> _Problem requirements_:
For the listing below, give the number of lines in which "Collection" occurs. Add nothing.
## Begin Given data
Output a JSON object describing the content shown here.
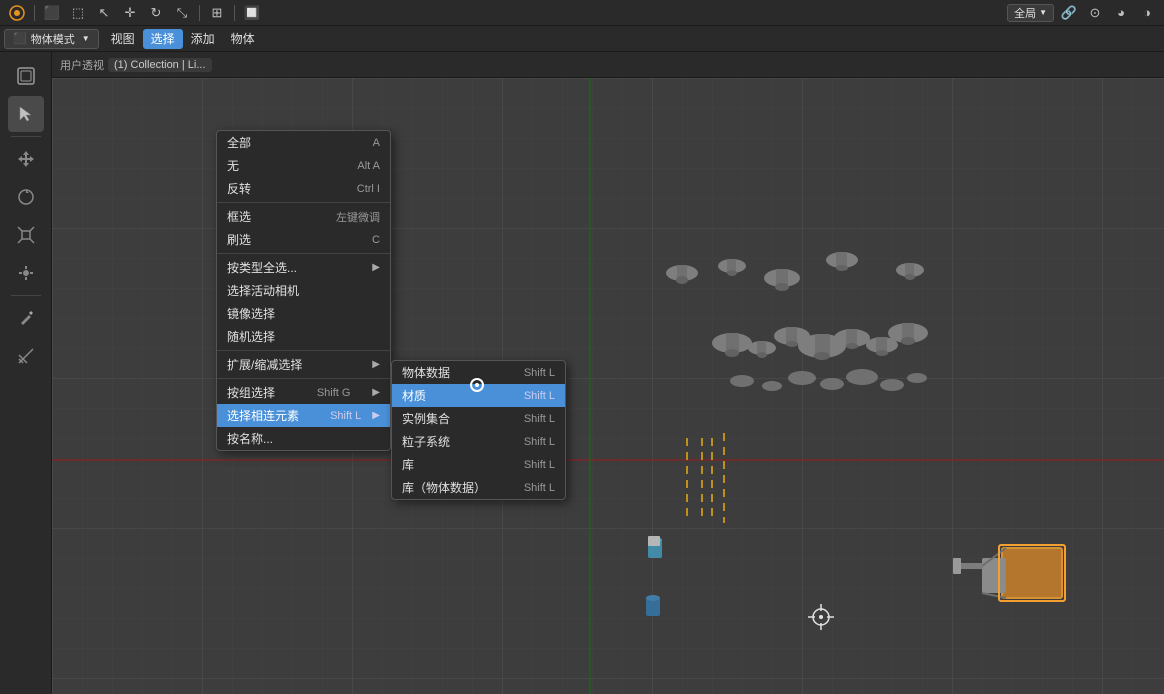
{
  "topbar": {
    "title": "Blender",
    "mode_label": "物体模式",
    "view_label": "视图",
    "select_label": "选择",
    "add_label": "添加",
    "object_label": "物体",
    "global_label": "全局",
    "breadcrumb": "用户透视",
    "collection": "(1) Collection | Li..."
  },
  "select_menu": {
    "items": [
      {
        "label": "全部",
        "shortcut": "A",
        "has_sub": false
      },
      {
        "label": "无",
        "shortcut": "Alt A",
        "has_sub": false
      },
      {
        "label": "反转",
        "shortcut": "Ctrl I",
        "has_sub": false
      },
      {
        "label": "框选",
        "shortcut": "左键微调",
        "has_sub": false
      },
      {
        "label": "刷选",
        "shortcut": "C",
        "has_sub": false
      },
      {
        "label": "按类型全选...",
        "shortcut": "",
        "has_sub": true
      },
      {
        "label": "选择活动相机",
        "shortcut": "",
        "has_sub": false
      },
      {
        "label": "镜像选择",
        "shortcut": "",
        "has_sub": false
      },
      {
        "label": "随机选择",
        "shortcut": "",
        "has_sub": false
      },
      {
        "label": "扩展/缩减选择",
        "shortcut": "",
        "has_sub": true
      },
      {
        "label": "按组选择",
        "shortcut": "Shift G",
        "has_sub": true
      },
      {
        "label": "选择相连元素",
        "shortcut": "Shift L",
        "has_sub": true,
        "active": true
      },
      {
        "label": "按名称...",
        "shortcut": "",
        "has_sub": false
      }
    ]
  },
  "linked_menu": {
    "items": [
      {
        "label": "物体数据",
        "shortcut": "Shift L",
        "highlighted": false
      },
      {
        "label": "材质",
        "shortcut": "Shift L",
        "highlighted": true
      },
      {
        "label": "实例集合",
        "shortcut": "Shift L",
        "highlighted": false
      },
      {
        "label": "粒子系统",
        "shortcut": "Shift L",
        "highlighted": false
      },
      {
        "label": "库",
        "shortcut": "Shift L",
        "highlighted": false
      },
      {
        "label": "库（物体数据）",
        "shortcut": "Shift L",
        "highlighted": false
      }
    ]
  },
  "viewport": {
    "view_name": "用户透视",
    "collection_path": "(1) Collection | Li..."
  },
  "colors": {
    "bg": "#3d3d3d",
    "menu_bg": "#2a2a2a",
    "active_blue": "#4a90d9",
    "highlight_blue": "#4a90d9",
    "grid": "#444444",
    "axis_red": "#cc4444",
    "axis_green": "#44aa44"
  }
}
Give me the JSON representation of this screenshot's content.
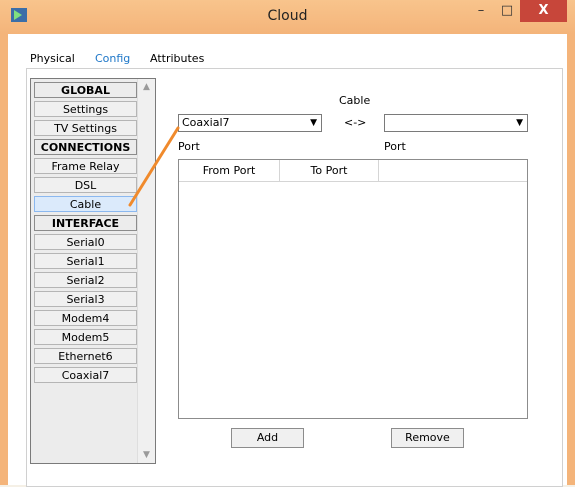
{
  "window": {
    "title": "Cloud",
    "minimize_glyph": "–",
    "maximize_glyph": "□",
    "close_glyph": "X"
  },
  "tabs": [
    {
      "label": "Physical"
    },
    {
      "label": "Config",
      "active": true
    },
    {
      "label": "Attributes"
    }
  ],
  "sidebar": {
    "items": [
      {
        "label": "GLOBAL",
        "type": "header"
      },
      {
        "label": "Settings"
      },
      {
        "label": "TV Settings"
      },
      {
        "label": "CONNECTIONS",
        "type": "header"
      },
      {
        "label": "Frame Relay"
      },
      {
        "label": "DSL"
      },
      {
        "label": "Cable",
        "selected": true
      },
      {
        "label": "INTERFACE",
        "type": "header"
      },
      {
        "label": "Serial0"
      },
      {
        "label": "Serial1"
      },
      {
        "label": "Serial2"
      },
      {
        "label": "Serial3"
      },
      {
        "label": "Modem4"
      },
      {
        "label": "Modem5"
      },
      {
        "label": "Ethernet6"
      },
      {
        "label": "Coaxial7"
      }
    ]
  },
  "main": {
    "cable_label": "Cable",
    "arrow_label": "<->",
    "left_select": {
      "value": "Coaxial7"
    },
    "right_select": {
      "value": ""
    },
    "port_left": "Port",
    "port_right": "Port",
    "table": {
      "columns": [
        "From Port",
        "To Port"
      ],
      "rows": []
    },
    "add_button": "Add",
    "remove_button": "Remove"
  },
  "colors": {
    "title_bar": "#f4b47a",
    "close_button": "#c7463a",
    "active_tab": "#1e77c8",
    "annotation_line": "#f08a2c"
  }
}
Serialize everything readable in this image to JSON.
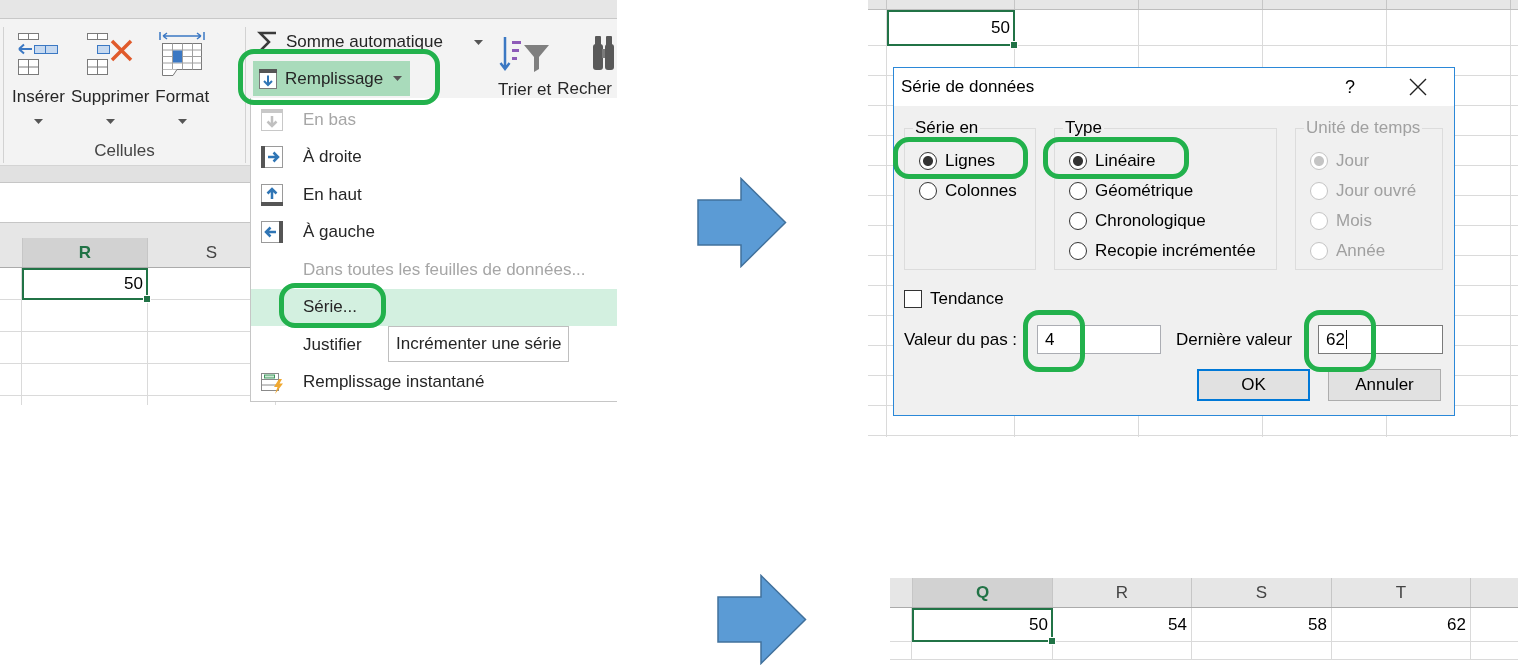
{
  "fill_menu_capture": {
    "ribbon": {
      "cell_buttons": [
        {
          "label": "Insérer",
          "kind": "insert"
        },
        {
          "label": "Supprimer",
          "kind": "delete"
        },
        {
          "label": "Format",
          "kind": "format"
        }
      ],
      "cells_group_label": "Cellules",
      "autosum": {
        "label": "Somme automatique"
      },
      "fill": {
        "label": "Remplissage",
        "expanded": true,
        "highlighted": true
      },
      "sort_filter": {
        "label": "Trier et"
      },
      "find": {
        "label": "Recher"
      }
    },
    "sheet": {
      "columns": [
        {
          "label": "R",
          "selected": true,
          "value": "50"
        },
        {
          "label": "S",
          "selected": false
        }
      ]
    },
    "fill_menu": {
      "items": [
        {
          "label": "En bas",
          "kind": "down",
          "disabled": true,
          "selected": false,
          "highlighted": false
        },
        {
          "label": "À droite",
          "kind": "right",
          "disabled": false,
          "selected": false,
          "highlighted": false
        },
        {
          "label": "En haut",
          "kind": "up",
          "disabled": false,
          "selected": false,
          "highlighted": false
        },
        {
          "label": "À gauche",
          "kind": "left",
          "disabled": false,
          "selected": false,
          "highlighted": false
        },
        {
          "label": "Dans toutes les feuilles de données...",
          "kind": "plain",
          "disabled": true,
          "selected": false,
          "highlighted": false
        },
        {
          "label": "Série...",
          "kind": "plain",
          "disabled": false,
          "selected": true,
          "highlighted": true
        },
        {
          "label": "Justifier",
          "kind": "plain",
          "disabled": false,
          "selected": false,
          "highlighted": false
        },
        {
          "label": "Remplissage instantané",
          "kind": "flash",
          "disabled": false,
          "selected": false,
          "highlighted": false
        }
      ]
    },
    "tooltip": "Incrémenter une série"
  },
  "series_dialog_capture": {
    "sheet": {
      "cells": [
        {
          "value": "50",
          "selected": true
        }
      ]
    },
    "dialog": {
      "title": "Série de données",
      "help": "?",
      "groups": [
        {
          "title": "Série en",
          "disabled": false,
          "options": [
            {
              "label": "Lignes",
              "selected": true,
              "highlighted": true
            },
            {
              "label": "Colonnes",
              "selected": false,
              "highlighted": false
            }
          ]
        },
        {
          "title": "Type",
          "disabled": false,
          "options": [
            {
              "label": "Linéaire",
              "selected": true,
              "highlighted": true
            },
            {
              "label": "Géométrique",
              "selected": false,
              "highlighted": false
            },
            {
              "label": "Chronologique",
              "selected": false,
              "highlighted": false
            },
            {
              "label": "Recopie incrémentée",
              "selected": false,
              "highlighted": false
            }
          ]
        },
        {
          "title": "Unité de temps",
          "disabled": true,
          "options": [
            {
              "label": "Jour",
              "selected": true,
              "highlighted": false
            },
            {
              "label": "Jour ouvré",
              "selected": false,
              "highlighted": false
            },
            {
              "label": "Mois",
              "selected": false,
              "highlighted": false
            },
            {
              "label": "Année",
              "selected": false,
              "highlighted": false
            }
          ]
        }
      ],
      "trend": {
        "label": "Tendance",
        "checked": false
      },
      "fields": [
        {
          "label": "Valeur du pas :",
          "value": "4",
          "focused": false,
          "highlighted": true
        },
        {
          "label": "Dernière valeur",
          "value": "62",
          "focused": true,
          "highlighted": true
        }
      ],
      "buttons": [
        {
          "label": "OK",
          "default": true
        },
        {
          "label": "Annuler",
          "default": false
        }
      ]
    }
  },
  "result_capture": {
    "sheet": {
      "columns": [
        {
          "label": "Q",
          "selected": true,
          "value": "50"
        },
        {
          "label": "R",
          "selected": false,
          "value": "54"
        },
        {
          "label": "S",
          "selected": false,
          "value": "58"
        },
        {
          "label": "T",
          "selected": false,
          "value": "62"
        }
      ]
    }
  }
}
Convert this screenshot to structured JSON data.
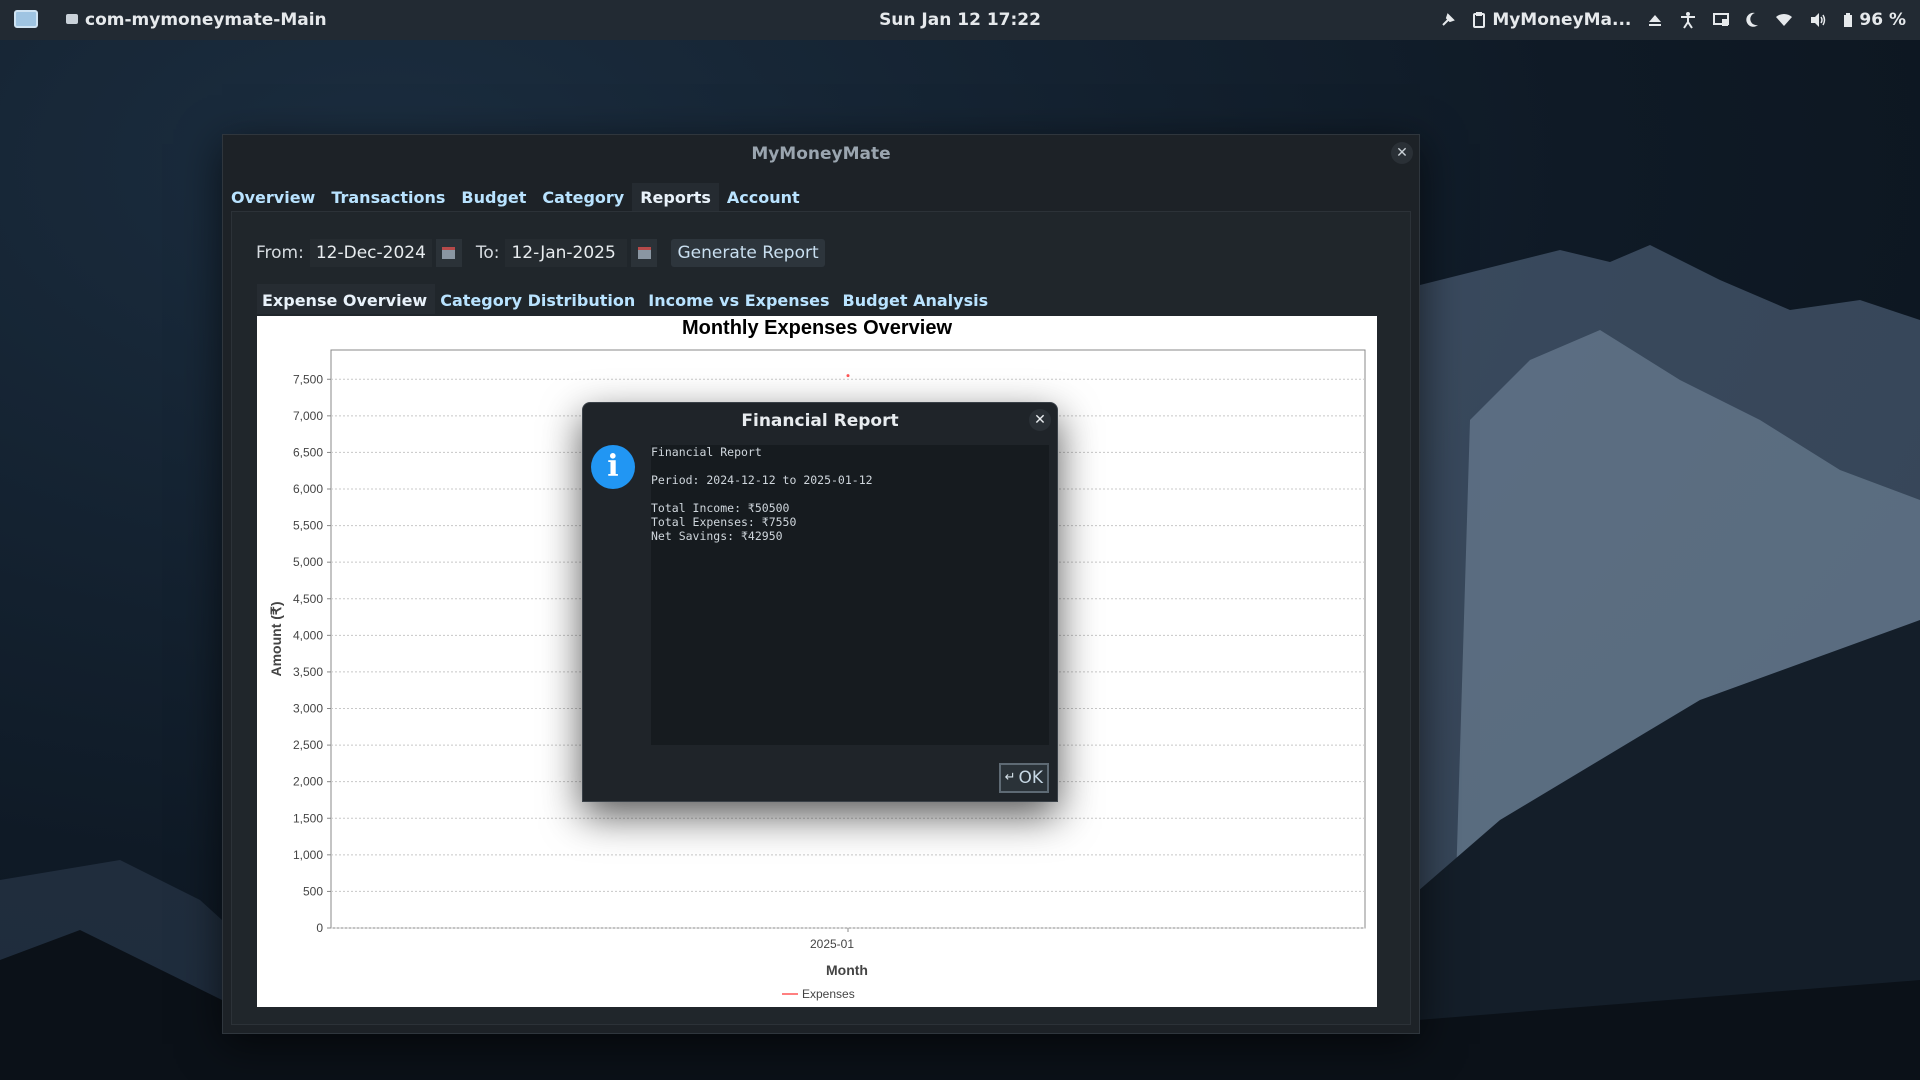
## End Given data
> _Written solution_:
2